What to produce —
The records below must be retyped exactly.

Supplied information —
○ ○ ○ ○ ○ ○ ○
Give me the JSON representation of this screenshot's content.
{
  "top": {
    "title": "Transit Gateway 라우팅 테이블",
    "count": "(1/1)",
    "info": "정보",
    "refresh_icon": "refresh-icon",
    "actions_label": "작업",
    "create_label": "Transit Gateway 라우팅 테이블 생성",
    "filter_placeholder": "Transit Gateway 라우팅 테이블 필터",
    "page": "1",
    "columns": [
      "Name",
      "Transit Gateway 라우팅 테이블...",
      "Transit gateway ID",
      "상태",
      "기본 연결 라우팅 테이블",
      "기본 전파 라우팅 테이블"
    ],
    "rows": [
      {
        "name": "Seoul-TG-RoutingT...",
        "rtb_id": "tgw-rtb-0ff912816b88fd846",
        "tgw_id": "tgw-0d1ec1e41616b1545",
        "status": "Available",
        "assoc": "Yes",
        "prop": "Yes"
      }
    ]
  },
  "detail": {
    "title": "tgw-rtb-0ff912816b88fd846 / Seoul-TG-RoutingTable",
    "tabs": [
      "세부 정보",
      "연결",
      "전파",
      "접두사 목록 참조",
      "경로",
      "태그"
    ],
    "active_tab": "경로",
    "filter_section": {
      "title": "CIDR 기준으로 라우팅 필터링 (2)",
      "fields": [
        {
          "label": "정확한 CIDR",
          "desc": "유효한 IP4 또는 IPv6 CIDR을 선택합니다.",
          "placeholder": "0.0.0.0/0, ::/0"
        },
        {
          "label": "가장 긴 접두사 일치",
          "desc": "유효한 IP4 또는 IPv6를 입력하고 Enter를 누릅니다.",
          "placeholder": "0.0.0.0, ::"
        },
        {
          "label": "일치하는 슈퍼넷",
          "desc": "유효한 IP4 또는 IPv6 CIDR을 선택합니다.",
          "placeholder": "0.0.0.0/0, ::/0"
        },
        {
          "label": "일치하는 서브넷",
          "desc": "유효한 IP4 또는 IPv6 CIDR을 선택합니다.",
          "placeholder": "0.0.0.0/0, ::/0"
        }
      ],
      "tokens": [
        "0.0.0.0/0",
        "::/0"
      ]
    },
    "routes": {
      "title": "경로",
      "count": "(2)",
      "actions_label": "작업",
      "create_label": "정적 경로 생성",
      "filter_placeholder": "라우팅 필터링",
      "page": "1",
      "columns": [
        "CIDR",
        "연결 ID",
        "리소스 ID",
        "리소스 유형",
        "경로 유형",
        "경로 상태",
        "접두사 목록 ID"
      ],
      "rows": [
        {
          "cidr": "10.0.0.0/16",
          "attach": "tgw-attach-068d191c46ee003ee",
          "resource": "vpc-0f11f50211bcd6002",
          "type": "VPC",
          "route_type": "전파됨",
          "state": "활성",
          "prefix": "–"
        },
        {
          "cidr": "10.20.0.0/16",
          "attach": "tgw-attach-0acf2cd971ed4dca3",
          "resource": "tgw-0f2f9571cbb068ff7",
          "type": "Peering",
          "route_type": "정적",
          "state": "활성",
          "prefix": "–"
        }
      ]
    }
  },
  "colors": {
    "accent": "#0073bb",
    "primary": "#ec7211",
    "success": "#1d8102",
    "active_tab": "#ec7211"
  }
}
○ ○ ○ ○ ○ ○ ○
The response —
Give me the JSON representation of this screenshot's content.
{
  "top": {
    "title": "Transit Gateway 라우팅 테이블",
    "count": "(1/1)",
    "info": "정보",
    "refresh_icon": "refresh-icon",
    "actions_label": "작업",
    "create_label": "Transit Gateway 라우팅 테이블 생성",
    "filter_placeholder": "Transit Gateway 라우팅 테이블 필터",
    "page": "1",
    "columns": [
      "Name",
      "Transit Gateway 라우팅 테이블...",
      "Transit gateway ID",
      "상태",
      "기본 연결 라우팅 테이블",
      "기본 전파 라우팅 테이블"
    ],
    "rows": [
      {
        "name": "Seoul-TG-RoutingT...",
        "rtb_id": "tgw-rtb-0ff912816b88fd846",
        "tgw_id": "tgw-0d1ec1e41616b1545",
        "status": "Available",
        "assoc": "Yes",
        "prop": "Yes"
      }
    ]
  },
  "detail": {
    "title": "tgw-rtb-0ff912816b88fd846 / Seoul-TG-RoutingTable",
    "tabs": [
      "세부 정보",
      "연결",
      "전파",
      "접두사 목록 참조",
      "경로",
      "태그"
    ],
    "active_tab": "경로",
    "filter_section": {
      "title": "CIDR 기준으로 라우팅 필터링 (2)",
      "fields": [
        {
          "label": "정확한 CIDR",
          "desc": "유효한 IP4 또는 IPv6 CIDR을 선택합니다.",
          "placeholder": "0.0.0.0/0, ::/0"
        },
        {
          "label": "가장 긴 접두사 일치",
          "desc": "유효한 IP4 또는 IPv6를 입력하고 Enter를 누릅니다.",
          "placeholder": "0.0.0.0, ::"
        },
        {
          "label": "일치하는 슈퍼넷",
          "desc": "유효한 IP4 또는 IPv6 CIDR을 선택합니다.",
          "placeholder": "0.0.0.0/0, ::/0"
        },
        {
          "label": "일치하는 서브넷",
          "desc": "유효한 IP4 또는 IPv6 CIDR을 선택합니다.",
          "placeholder": "0.0.0.0/0, ::/0"
        }
      ],
      "tokens": [
        "0.0.0.0/0",
        "::/0"
      ]
    },
    "routes": {
      "title": "경로",
      "count": "(2)",
      "actions_label": "작업",
      "create_label": "정적 경로 생성",
      "filter_placeholder": "라우팅 필터링",
      "page": "1",
      "columns": [
        "CIDR",
        "연결 ID",
        "리소스 ID",
        "리소스 유형",
        "경로 유형",
        "경로 상태",
        "접두사 목록 ID"
      ],
      "rows": [
        {
          "cidr": "10.0.0.0/16",
          "attach": "tgw-attach-068d191c46ee003ee",
          "resource": "vpc-0f11f50211bcd6002",
          "type": "VPC",
          "route_type": "전파됨",
          "state": "활성",
          "prefix": "–"
        },
        {
          "cidr": "10.20.0.0/16",
          "attach": "tgw-attach-0acf2cd971ed4dca3",
          "resource": "tgw-0f2f9571cbb068ff7",
          "type": "Peering",
          "route_type": "정적",
          "state": "활성",
          "prefix": "–"
        }
      ]
    }
  },
  "colors": {
    "accent": "#0073bb",
    "primary": "#ec7211",
    "success": "#1d8102",
    "active_tab": "#ec7211"
  }
}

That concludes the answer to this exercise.